### Prompt:
Search the material below for the string "text" and list each line that holds it.

### Input data:
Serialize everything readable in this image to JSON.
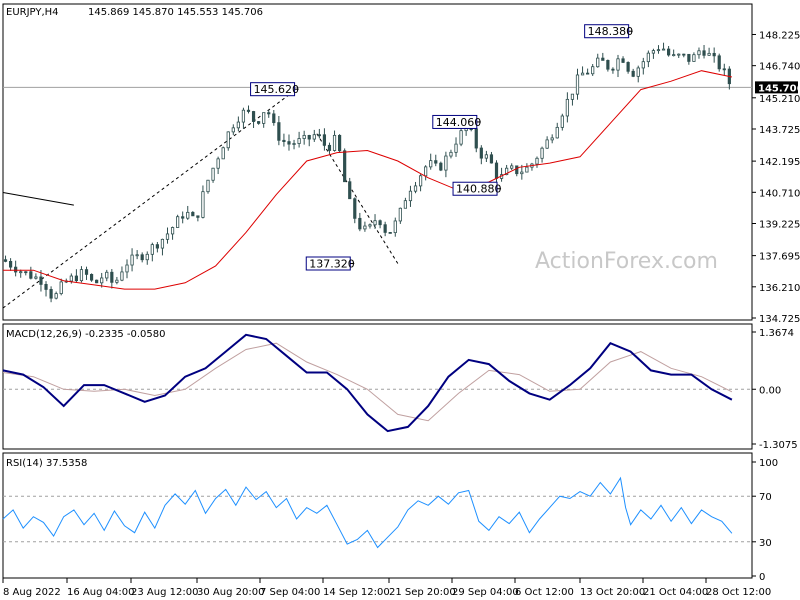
{
  "header": {
    "symbol": "EURJPY,H4",
    "ohlc": "145.869 145.870 145.553 145.706"
  },
  "watermark": "ActionForex.com",
  "colors": {
    "candle": "#2f4f4f",
    "ma": "#dd0000",
    "macd_line": "#000080",
    "macd_signal": "#c0a0a0",
    "rsi": "#1e90ff",
    "frame": "#000000",
    "current_price": "#a0a0a0",
    "current_price_box": "#000000"
  },
  "chart_data": [
    {
      "type": "candlestick",
      "panel": "price",
      "ylim": [
        134.725,
        149.2
      ],
      "yticks": [
        "148.225",
        "146.740",
        "145.210",
        "143.725",
        "142.195",
        "140.710",
        "139.225",
        "137.695",
        "136.210",
        "134.725"
      ],
      "current_price": "145.706",
      "x": [
        "8 Aug 2022",
        "16 Aug 04:00",
        "23 Aug 12:00",
        "30 Aug 20:00",
        "7 Sep 04:00",
        "14 Sep 12:00",
        "21 Sep 20:00",
        "29 Sep 04:00",
        "6 Oct 12:00",
        "13 Oct 20:00",
        "21 Oct 04:00",
        "28 Oct 12:00"
      ],
      "close_path": [
        [
          0,
          137.5
        ],
        [
          2,
          136.9
        ],
        [
          4,
          136.5
        ],
        [
          5,
          135.6
        ],
        [
          6,
          136.4
        ],
        [
          8,
          136.9
        ],
        [
          9,
          136.3
        ],
        [
          10,
          136.8
        ],
        [
          11,
          136.3
        ],
        [
          12,
          137.3
        ],
        [
          14,
          137.8
        ],
        [
          16,
          138.6
        ],
        [
          18,
          139.8
        ],
        [
          19,
          139.3
        ],
        [
          20,
          141.0
        ],
        [
          22,
          143.3
        ],
        [
          23,
          144.2
        ],
        [
          24,
          144.6
        ],
        [
          25,
          144.0
        ],
        [
          26,
          144.8
        ],
        [
          27,
          143.5
        ],
        [
          28,
          143.0
        ],
        [
          30,
          143.2
        ],
        [
          31,
          143.5
        ],
        [
          32,
          142.8
        ],
        [
          33,
          143.3
        ],
        [
          34,
          140.5
        ],
        [
          35,
          139.2
        ],
        [
          36,
          138.8
        ],
        [
          37,
          139.6
        ],
        [
          38,
          138.7
        ],
        [
          39,
          139.4
        ],
        [
          40,
          140.8
        ],
        [
          41,
          141.4
        ],
        [
          42,
          142.1
        ],
        [
          43,
          141.8
        ],
        [
          44,
          142.5
        ],
        [
          45,
          143.4
        ],
        [
          46,
          143.8
        ],
        [
          47,
          142.6
        ],
        [
          48,
          142.3
        ],
        [
          49,
          141.3
        ],
        [
          50,
          141.8
        ],
        [
          51,
          141.7
        ],
        [
          52,
          141.9
        ],
        [
          54,
          143.3
        ],
        [
          55,
          144.3
        ],
        [
          56,
          145.3
        ],
        [
          57,
          146.3
        ],
        [
          58,
          146.5
        ],
        [
          59,
          147.0
        ],
        [
          60,
          146.6
        ],
        [
          61,
          147.2
        ],
        [
          61.5,
          147.0
        ],
        [
          62,
          146.3
        ],
        [
          63,
          146.8
        ],
        [
          64,
          147.4
        ],
        [
          65,
          147.7
        ],
        [
          66,
          147.1
        ],
        [
          67,
          147.2
        ],
        [
          68,
          147.0
        ],
        [
          69,
          147.6
        ],
        [
          70,
          147.1
        ],
        [
          71,
          146.6
        ],
        [
          72,
          145.7
        ]
      ],
      "ma_path": [
        [
          0,
          137.0
        ],
        [
          3,
          137.0
        ],
        [
          6,
          136.5
        ],
        [
          9,
          136.3
        ],
        [
          12,
          136.1
        ],
        [
          15,
          136.1
        ],
        [
          18,
          136.4
        ],
        [
          21,
          137.2
        ],
        [
          24,
          138.8
        ],
        [
          27,
          140.6
        ],
        [
          30,
          142.2
        ],
        [
          33,
          142.6
        ],
        [
          36,
          142.7
        ],
        [
          39,
          142.2
        ],
        [
          42,
          141.4
        ],
        [
          45,
          140.8
        ],
        [
          48,
          141.2
        ],
        [
          51,
          141.9
        ],
        [
          54,
          142.1
        ],
        [
          57,
          142.4
        ],
        [
          60,
          144.0
        ],
        [
          63,
          145.6
        ],
        [
          66,
          146.0
        ],
        [
          69,
          146.5
        ],
        [
          72,
          146.2
        ]
      ],
      "labels": [
        {
          "text": "145.620",
          "x": 29,
          "y": 145.62
        },
        {
          "text": "137.320",
          "x": 34.5,
          "y": 137.32
        },
        {
          "text": "144.060",
          "x": 47,
          "y": 144.06
        },
        {
          "text": "140.880",
          "x": 49,
          "y": 140.88
        },
        {
          "text": "148.380",
          "x": 62,
          "y": 148.38
        }
      ],
      "trendline": [
        [
          0,
          140.7
        ],
        [
          7,
          140.1
        ]
      ],
      "channel_line": [
        [
          0,
          135.2
        ],
        [
          29,
          145.62
        ]
      ],
      "projection_line": [
        [
          31,
          143.5
        ],
        [
          39,
          137.32
        ]
      ]
    },
    {
      "type": "line",
      "panel": "macd",
      "title": "MACD(12,26,9) -0.2335 -0.0580",
      "ylim": [
        -1.3075,
        1.3674
      ],
      "yticks": [
        "1.3674",
        "0.00",
        "-1.3075"
      ],
      "series": [
        {
          "values": [
            [
              0,
              0.45
            ],
            [
              2,
              0.35
            ],
            [
              4,
              0.05
            ],
            [
              6,
              -0.4
            ],
            [
              8,
              0.1
            ],
            [
              10,
              0.1
            ],
            [
              12,
              -0.1
            ],
            [
              14,
              -0.3
            ],
            [
              16,
              -0.15
            ],
            [
              18,
              0.3
            ],
            [
              20,
              0.5
            ],
            [
              22,
              0.9
            ],
            [
              24,
              1.3
            ],
            [
              26,
              1.2
            ],
            [
              28,
              0.8
            ],
            [
              30,
              0.4
            ],
            [
              32,
              0.4
            ],
            [
              34,
              0.0
            ],
            [
              36,
              -0.6
            ],
            [
              38,
              -1.0
            ],
            [
              40,
              -0.9
            ],
            [
              42,
              -0.4
            ],
            [
              44,
              0.3
            ],
            [
              46,
              0.7
            ],
            [
              48,
              0.6
            ],
            [
              50,
              0.2
            ],
            [
              52,
              -0.1
            ],
            [
              54,
              -0.25
            ],
            [
              56,
              0.1
            ],
            [
              58,
              0.5
            ],
            [
              60,
              1.1
            ],
            [
              62,
              0.9
            ],
            [
              64,
              0.45
            ],
            [
              66,
              0.35
            ],
            [
              68,
              0.35
            ],
            [
              70,
              0.0
            ],
            [
              72,
              -0.25
            ]
          ]
        },
        {
          "values": [
            [
              0,
              0.4
            ],
            [
              3,
              0.3
            ],
            [
              6,
              0.0
            ],
            [
              9,
              -0.05
            ],
            [
              12,
              0.0
            ],
            [
              15,
              -0.15
            ],
            [
              18,
              0.0
            ],
            [
              21,
              0.5
            ],
            [
              24,
              0.95
            ],
            [
              27,
              1.1
            ],
            [
              30,
              0.65
            ],
            [
              33,
              0.35
            ],
            [
              36,
              0.0
            ],
            [
              39,
              -0.6
            ],
            [
              42,
              -0.75
            ],
            [
              45,
              -0.1
            ],
            [
              48,
              0.45
            ],
            [
              51,
              0.35
            ],
            [
              54,
              -0.05
            ],
            [
              57,
              0.0
            ],
            [
              60,
              0.65
            ],
            [
              63,
              0.9
            ],
            [
              66,
              0.5
            ],
            [
              69,
              0.3
            ],
            [
              72,
              -0.06
            ]
          ]
        }
      ]
    },
    {
      "type": "line",
      "panel": "rsi",
      "title": "RSI(14) 37.5358",
      "ylim": [
        0,
        100
      ],
      "yticks": [
        "100",
        "70",
        "30",
        "0"
      ],
      "levels": [
        70,
        30
      ],
      "series": [
        {
          "values": [
            [
              0,
              50
            ],
            [
              1,
              58
            ],
            [
              2,
              42
            ],
            [
              3,
              52
            ],
            [
              4,
              47
            ],
            [
              5,
              35
            ],
            [
              6,
              52
            ],
            [
              7,
              58
            ],
            [
              8,
              45
            ],
            [
              9,
              55
            ],
            [
              10,
              40
            ],
            [
              11,
              57
            ],
            [
              12,
              44
            ],
            [
              13,
              38
            ],
            [
              14,
              56
            ],
            [
              15,
              42
            ],
            [
              16,
              62
            ],
            [
              17,
              72
            ],
            [
              18,
              63
            ],
            [
              19,
              75
            ],
            [
              20,
              55
            ],
            [
              21,
              68
            ],
            [
              22,
              76
            ],
            [
              23,
              62
            ],
            [
              24,
              78
            ],
            [
              25,
              67
            ],
            [
              26,
              74
            ],
            [
              27,
              60
            ],
            [
              28,
              68
            ],
            [
              29,
              50
            ],
            [
              30,
              60
            ],
            [
              31,
              55
            ],
            [
              32,
              62
            ],
            [
              33,
              45
            ],
            [
              34,
              28
            ],
            [
              35,
              32
            ],
            [
              36,
              40
            ],
            [
              37,
              25
            ],
            [
              38,
              34
            ],
            [
              39,
              43
            ],
            [
              40,
              58
            ],
            [
              41,
              66
            ],
            [
              42,
              62
            ],
            [
              43,
              70
            ],
            [
              44,
              63
            ],
            [
              45,
              73
            ],
            [
              46,
              75
            ],
            [
              47,
              48
            ],
            [
              48,
              40
            ],
            [
              49,
              52
            ],
            [
              50,
              46
            ],
            [
              51,
              56
            ],
            [
              52,
              38
            ],
            [
              53,
              50
            ],
            [
              54,
              60
            ],
            [
              55,
              70
            ],
            [
              56,
              68
            ],
            [
              57,
              74
            ],
            [
              58,
              70
            ],
            [
              59,
              82
            ],
            [
              60,
              72
            ],
            [
              61,
              86
            ],
            [
              61.5,
              60
            ],
            [
              62,
              45
            ],
            [
              63,
              58
            ],
            [
              64,
              50
            ],
            [
              65,
              62
            ],
            [
              66,
              48
            ],
            [
              67,
              60
            ],
            [
              68,
              46
            ],
            [
              69,
              58
            ],
            [
              70,
              52
            ],
            [
              71,
              48
            ],
            [
              72,
              37.5
            ]
          ]
        }
      ]
    }
  ]
}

### The response:
          "text": "145.620",
          "text": "137.320",
          "text": "144.060",
          "text": "140.880",
          "text": "148.380",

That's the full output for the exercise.